• Instructions
A – In the text on basketball offense and defense, what skill was considered the most important in the early days?
B – Extend the text on basketball offense and defense, picking up right after its final sentence.

There is a constant battle between offense and defense in all sports and basketball isn’t any different. Since the days of Dr. Naismith, in 1892, in order to score a bucket the offense tries to trigger a mistake by the defense. As offensive skills and basketball coaching improved, coaches have been forced new ways to defend and stop those offenses.

History of Offense vs. Defense 1928 to Present

Older coaches tell us, “Since the lay-up and other short-range shots were the only good percentage shots in those days, defense dominated the sport until the middle of the 1920s. A good man-to-man defense hanging around the lane made it difficult to penetrate. The result, combined with limited skills in shooting, passing and dribbling, scores were quite low compared to today’s standards. A man-to-man defense in the 1920s was strictly one-on-one. Each defensive player was responsible for his man, alone, and got little help, if any, from his teammates.

During this time, basketball coaches began to better organize team offenses by using screens and set plays. “Since outside shooting and dribbling were discouraged, passing the ball was the way to get a layup. Passing was considered the most important basketball skill in these early days. The rules committee even considered outlawing the dribble.” Quite frankly, we still consider the dribble a poor substitute for the pass.

The pass did become less important as players improved on their skills of shooting and dribbling the basketball. In fact, since then, passing the ball has almost been relegated to a lost art and dribbling and shooting have improved greatly our lifetime (87 years).

The type of defenses played, today, has a lot to do with that deficit. This weakness in today’s players is partly instrumental in the development of the Manual for Coaching Basketball’s Alternating and Multiple Flex defenses.

Our own personal playing days began in 1933 and, believe it, or not, we used a “Motion” offense. We called it “Free-lance” back then. Truth be known, they ran this stuff back in the 1920s, too. We screened away, ran give-and-goes, and pick-and-rolled until the cows came home. We did this for the same reason teams run them, today. It was to get the high percentage shot against tough man-to-man defenses. In the 1920s that was a lay-up shot and in our own case, a shot within eleven to twelve feet of the rim; but, today, it’s the three-pointer. The “Pick-and-pop” is the only new play we see added to offenses. Of course, this gets a lot of open looks for a three-point attempt.

The motion offense still seems to be the ideal offense for this period in history and shooters are getting better as time goes by, but still somewhat rare. Even the better college teams only have one good three-point shooter. The team with two long-distance shooters is rare.

Those coaches, who think they have more, usually live and die with the three. The coach, with only one player allowed to shoot beyond fifteen feet, usually passed or dribbled the ball until the clock runs out looking for the high percentage shot or an open look for the star. We think the various zone defenses force teams out of this type of offense.

In our opinion, the skilled players, today, all shoot the jump shot with great accuracy from about twenty-one feet and dribble the ball in ways we only dreamed; however, few have great passing skills. When pressure is applied on the ball by using full, three-quarter, or half court presses, many players can be forced into throwing errant passes. Even after the offense has been able to set up on their end of the floor, pressuring the ball may produce that same poorly executed pass.

• Supplied material
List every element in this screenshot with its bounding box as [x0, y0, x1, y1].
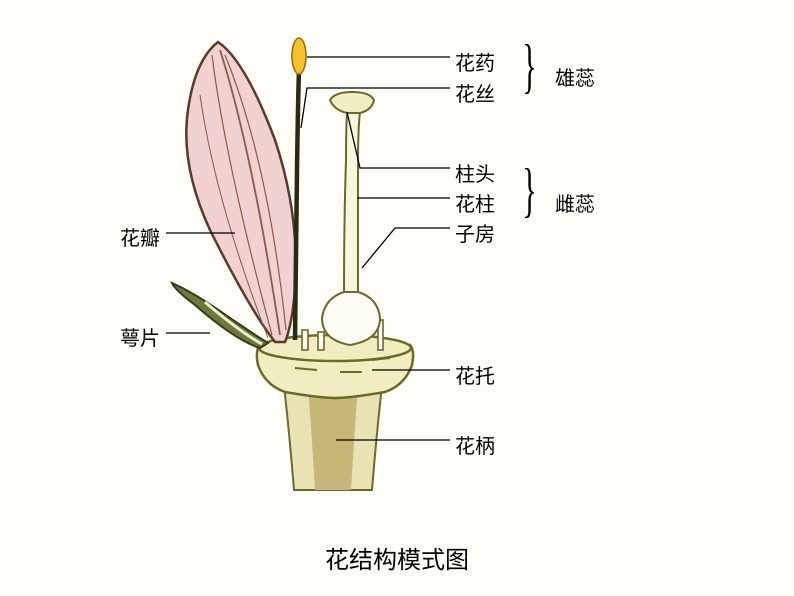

• Responses per task
A – Passing was considered the most important basketball skill.

B –
Because of the great shooting talent today, creating a turnover is the best productive play the defense can make. As mentioned earlier, passing the basketball is the weakest link in the modern basketball player’s offensive fundamentals. The weakness of this fundamental is the basic premise of the Flexing zone defense. The Flexing zone defense, by applying pressure on the ball in all its varied defensive alignments, attempts to create those turnovers.

In one way or other, many teams use multiple defenses. Coaches have found this to be one way to slow down the improving offensive systems used, today. As the zone defense was the answer to slowing up the free-lance (motion) offensive systems of the 1930s, multiple defenses was the answer in the 1980s. Today’s motion offenses produce the twelve to twenty foot jump shot that players shoot so well. A zone defense can force teams out of this offense, but is vulnerable to the open three-point shot. Today, we are seeing more good screening and penetrating type offenses that can render a zone defense helpless.

Coaches are finding that by combining half-court, three-quarter-court, and full court defense, and changing from man-to-man to zone and back again frequently during the course of a game can disrupt patterns, and reduce shooting accuracy. This is exactly what the Flexing Zone defense does.

Not long ago, high school coaches thought that college coaches could use multiple defenses because of the more advanced basketball players at hand. We have seen this theory blown out of the water many times. In our lifetime, many Indiana high school championship teams have mixed-up their defenses.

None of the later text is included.